-- begin --
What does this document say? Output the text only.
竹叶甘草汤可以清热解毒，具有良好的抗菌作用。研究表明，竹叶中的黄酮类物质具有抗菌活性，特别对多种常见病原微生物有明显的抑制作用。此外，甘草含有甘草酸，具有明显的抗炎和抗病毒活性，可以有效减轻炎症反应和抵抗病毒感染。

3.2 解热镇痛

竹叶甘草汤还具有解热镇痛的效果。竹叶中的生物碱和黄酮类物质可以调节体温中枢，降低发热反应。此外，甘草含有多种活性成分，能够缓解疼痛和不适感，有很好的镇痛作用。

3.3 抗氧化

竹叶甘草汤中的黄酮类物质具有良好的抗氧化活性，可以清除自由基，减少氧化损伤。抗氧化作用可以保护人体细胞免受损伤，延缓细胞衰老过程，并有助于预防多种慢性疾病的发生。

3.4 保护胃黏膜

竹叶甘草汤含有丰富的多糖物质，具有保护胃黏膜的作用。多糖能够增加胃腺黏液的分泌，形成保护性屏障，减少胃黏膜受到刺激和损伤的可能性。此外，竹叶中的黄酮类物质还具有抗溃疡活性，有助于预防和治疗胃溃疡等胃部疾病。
-- end --
Return the whole listing exactly.

What does this document say? Output the text only.
竹叶甘草汤可以清热解毒，具有良好的抗菌作用。研究表明，竹叶中的黄酮类物质具有抗菌活性，特别对多种常见病原微生物有明显的抑制作用。此外，甘草含有甘草酸，具有明显的抗炎和抗病毒活性，可以有效减轻炎症反应和抵抗病毒感染。

3.2 解热镇痛

竹叶甘草汤还具有解热镇痛的效果。竹叶中的生物碱和黄酮类物质可以调节体温中枢，降低发热反应。此外，甘草含有多种活性成分，能够缓解疼痛和不适感，有很好的镇痛作用。

3.3 抗氧化

竹叶甘草汤中的黄酮类物质具有良好的抗氧化活性，可以清除自由基，减少氧化损伤。抗氧化作用可以保护人体细胞免受损伤，延缓细胞衰老过程，并有助于预防多种慢性疾病的发生。

3.4 保护胃黏膜

竹叶甘草汤含有丰富的多糖物质，具有保护胃黏膜的作用。多糖能够增加胃腺黏液的分泌，形成保护性屏障，减少胃黏膜受到刺激和损伤的可能性。此外，竹叶中的黄酮类物质还具有抗溃疡活性，有助于预防和治疗胃溃疡等胃部疾病。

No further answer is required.